**EXERCISE INPUTS**
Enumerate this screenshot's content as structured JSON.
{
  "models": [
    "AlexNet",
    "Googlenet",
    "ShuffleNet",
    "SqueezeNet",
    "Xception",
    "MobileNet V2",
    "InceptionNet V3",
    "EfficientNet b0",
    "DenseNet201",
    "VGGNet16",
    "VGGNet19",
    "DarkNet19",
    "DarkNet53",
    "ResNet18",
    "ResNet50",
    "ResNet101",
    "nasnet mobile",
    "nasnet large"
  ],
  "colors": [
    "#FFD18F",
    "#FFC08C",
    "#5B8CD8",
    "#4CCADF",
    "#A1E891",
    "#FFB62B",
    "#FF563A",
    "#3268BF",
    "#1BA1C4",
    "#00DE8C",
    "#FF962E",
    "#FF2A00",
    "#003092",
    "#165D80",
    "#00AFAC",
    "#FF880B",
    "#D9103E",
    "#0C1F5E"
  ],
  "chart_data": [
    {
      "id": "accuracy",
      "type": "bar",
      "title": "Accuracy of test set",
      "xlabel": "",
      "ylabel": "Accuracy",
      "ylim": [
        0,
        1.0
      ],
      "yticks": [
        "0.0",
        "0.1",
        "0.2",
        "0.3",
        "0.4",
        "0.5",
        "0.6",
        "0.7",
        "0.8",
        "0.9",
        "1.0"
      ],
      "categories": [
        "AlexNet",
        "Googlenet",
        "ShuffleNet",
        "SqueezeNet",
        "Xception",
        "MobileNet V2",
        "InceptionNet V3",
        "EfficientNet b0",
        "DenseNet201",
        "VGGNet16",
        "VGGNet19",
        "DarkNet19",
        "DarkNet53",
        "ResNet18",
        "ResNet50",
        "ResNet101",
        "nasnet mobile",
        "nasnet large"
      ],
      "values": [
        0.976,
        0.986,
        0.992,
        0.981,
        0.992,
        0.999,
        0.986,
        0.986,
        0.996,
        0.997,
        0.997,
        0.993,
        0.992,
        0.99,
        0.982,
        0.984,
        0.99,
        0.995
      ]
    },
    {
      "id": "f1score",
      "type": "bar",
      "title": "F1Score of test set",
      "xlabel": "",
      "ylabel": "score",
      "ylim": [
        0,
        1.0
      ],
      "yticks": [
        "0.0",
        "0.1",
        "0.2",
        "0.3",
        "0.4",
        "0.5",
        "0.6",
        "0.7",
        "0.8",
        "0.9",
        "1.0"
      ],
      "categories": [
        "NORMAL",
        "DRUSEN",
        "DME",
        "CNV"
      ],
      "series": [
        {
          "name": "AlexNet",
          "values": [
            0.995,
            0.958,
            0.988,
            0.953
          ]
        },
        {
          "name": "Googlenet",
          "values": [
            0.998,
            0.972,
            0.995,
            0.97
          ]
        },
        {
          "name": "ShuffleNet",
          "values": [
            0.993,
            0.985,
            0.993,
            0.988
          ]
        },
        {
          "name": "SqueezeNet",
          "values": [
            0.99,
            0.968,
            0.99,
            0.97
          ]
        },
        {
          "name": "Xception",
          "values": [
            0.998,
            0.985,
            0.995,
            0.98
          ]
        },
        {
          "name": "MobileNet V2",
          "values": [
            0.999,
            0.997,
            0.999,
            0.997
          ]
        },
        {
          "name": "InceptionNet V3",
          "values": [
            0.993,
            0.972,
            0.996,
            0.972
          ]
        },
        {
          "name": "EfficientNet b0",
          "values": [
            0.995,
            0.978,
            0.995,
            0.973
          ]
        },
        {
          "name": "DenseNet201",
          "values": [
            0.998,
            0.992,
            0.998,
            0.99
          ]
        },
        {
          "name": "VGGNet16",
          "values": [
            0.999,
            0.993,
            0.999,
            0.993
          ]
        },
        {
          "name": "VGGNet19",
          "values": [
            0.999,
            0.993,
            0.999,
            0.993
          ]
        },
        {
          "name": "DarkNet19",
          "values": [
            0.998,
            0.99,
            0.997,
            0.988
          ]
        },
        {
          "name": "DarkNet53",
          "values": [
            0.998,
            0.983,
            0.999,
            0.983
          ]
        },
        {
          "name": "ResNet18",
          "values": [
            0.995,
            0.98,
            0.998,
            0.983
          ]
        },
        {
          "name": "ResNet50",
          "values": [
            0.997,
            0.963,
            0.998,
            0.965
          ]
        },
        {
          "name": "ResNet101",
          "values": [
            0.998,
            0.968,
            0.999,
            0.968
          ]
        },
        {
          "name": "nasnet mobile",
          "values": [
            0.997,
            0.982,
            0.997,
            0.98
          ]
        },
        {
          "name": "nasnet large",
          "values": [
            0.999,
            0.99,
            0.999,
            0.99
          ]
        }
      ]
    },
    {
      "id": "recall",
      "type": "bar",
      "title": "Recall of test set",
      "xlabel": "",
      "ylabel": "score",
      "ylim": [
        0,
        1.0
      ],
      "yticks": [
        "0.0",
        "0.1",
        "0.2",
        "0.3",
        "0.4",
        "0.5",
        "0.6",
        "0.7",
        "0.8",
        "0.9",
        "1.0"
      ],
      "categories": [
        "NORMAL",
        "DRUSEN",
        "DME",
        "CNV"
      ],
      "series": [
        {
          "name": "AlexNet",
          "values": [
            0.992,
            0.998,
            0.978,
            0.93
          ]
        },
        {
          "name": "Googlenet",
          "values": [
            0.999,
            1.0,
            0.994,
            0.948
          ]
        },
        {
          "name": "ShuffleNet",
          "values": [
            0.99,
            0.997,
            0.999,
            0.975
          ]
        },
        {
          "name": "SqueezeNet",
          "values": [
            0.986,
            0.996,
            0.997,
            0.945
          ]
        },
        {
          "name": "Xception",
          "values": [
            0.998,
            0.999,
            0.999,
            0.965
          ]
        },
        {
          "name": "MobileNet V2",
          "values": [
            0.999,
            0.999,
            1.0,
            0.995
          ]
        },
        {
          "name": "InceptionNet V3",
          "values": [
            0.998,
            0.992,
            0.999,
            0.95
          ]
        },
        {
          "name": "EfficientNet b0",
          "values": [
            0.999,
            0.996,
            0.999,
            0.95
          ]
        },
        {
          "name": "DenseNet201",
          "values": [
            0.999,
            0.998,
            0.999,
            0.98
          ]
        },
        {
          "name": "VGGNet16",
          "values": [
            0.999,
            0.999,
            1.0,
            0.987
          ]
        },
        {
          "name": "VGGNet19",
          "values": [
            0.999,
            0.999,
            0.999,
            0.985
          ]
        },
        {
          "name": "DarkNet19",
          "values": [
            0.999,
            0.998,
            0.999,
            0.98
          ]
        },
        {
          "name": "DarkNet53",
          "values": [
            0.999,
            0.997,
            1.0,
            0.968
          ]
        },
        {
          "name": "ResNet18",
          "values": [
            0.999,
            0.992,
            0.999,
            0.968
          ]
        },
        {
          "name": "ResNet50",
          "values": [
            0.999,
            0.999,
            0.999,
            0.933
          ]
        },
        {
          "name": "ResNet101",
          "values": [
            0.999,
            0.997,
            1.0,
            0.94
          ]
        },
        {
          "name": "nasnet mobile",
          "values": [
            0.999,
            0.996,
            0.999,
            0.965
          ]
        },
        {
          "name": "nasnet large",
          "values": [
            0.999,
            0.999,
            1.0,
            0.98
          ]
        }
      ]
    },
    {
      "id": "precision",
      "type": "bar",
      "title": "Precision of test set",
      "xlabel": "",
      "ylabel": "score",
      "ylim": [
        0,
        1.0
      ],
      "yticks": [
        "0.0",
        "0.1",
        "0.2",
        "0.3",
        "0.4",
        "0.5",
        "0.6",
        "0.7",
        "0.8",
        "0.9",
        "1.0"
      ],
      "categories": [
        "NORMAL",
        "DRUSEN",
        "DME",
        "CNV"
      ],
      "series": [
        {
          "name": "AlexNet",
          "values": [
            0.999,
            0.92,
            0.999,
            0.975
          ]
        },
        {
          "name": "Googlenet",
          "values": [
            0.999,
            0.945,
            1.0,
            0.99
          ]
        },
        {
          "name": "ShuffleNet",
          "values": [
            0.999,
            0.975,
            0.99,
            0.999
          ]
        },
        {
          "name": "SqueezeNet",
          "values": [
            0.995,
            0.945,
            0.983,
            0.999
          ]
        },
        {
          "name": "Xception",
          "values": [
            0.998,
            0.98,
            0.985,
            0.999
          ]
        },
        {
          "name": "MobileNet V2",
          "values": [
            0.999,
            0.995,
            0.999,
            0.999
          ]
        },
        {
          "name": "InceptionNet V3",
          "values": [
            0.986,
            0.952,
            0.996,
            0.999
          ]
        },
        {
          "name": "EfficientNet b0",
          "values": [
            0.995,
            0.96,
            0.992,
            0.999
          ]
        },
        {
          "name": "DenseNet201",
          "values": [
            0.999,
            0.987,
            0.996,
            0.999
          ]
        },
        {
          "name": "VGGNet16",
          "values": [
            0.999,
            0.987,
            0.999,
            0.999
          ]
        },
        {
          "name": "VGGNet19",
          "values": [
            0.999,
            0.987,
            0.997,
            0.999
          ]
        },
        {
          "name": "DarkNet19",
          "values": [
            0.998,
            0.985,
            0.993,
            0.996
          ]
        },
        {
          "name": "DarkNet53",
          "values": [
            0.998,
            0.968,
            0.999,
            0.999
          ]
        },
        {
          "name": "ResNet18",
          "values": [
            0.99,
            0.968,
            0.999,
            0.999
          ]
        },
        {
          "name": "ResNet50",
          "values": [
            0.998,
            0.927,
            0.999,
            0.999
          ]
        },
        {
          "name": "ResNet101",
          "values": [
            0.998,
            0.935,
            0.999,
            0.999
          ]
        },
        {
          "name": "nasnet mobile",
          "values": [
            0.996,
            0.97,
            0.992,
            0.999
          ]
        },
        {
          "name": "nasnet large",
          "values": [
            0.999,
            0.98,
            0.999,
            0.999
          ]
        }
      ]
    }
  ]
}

**TASK BRIEF**
Check each line above for the string "test" and report how many lines have it, giving only the number.

**COMPLETED TASK**
4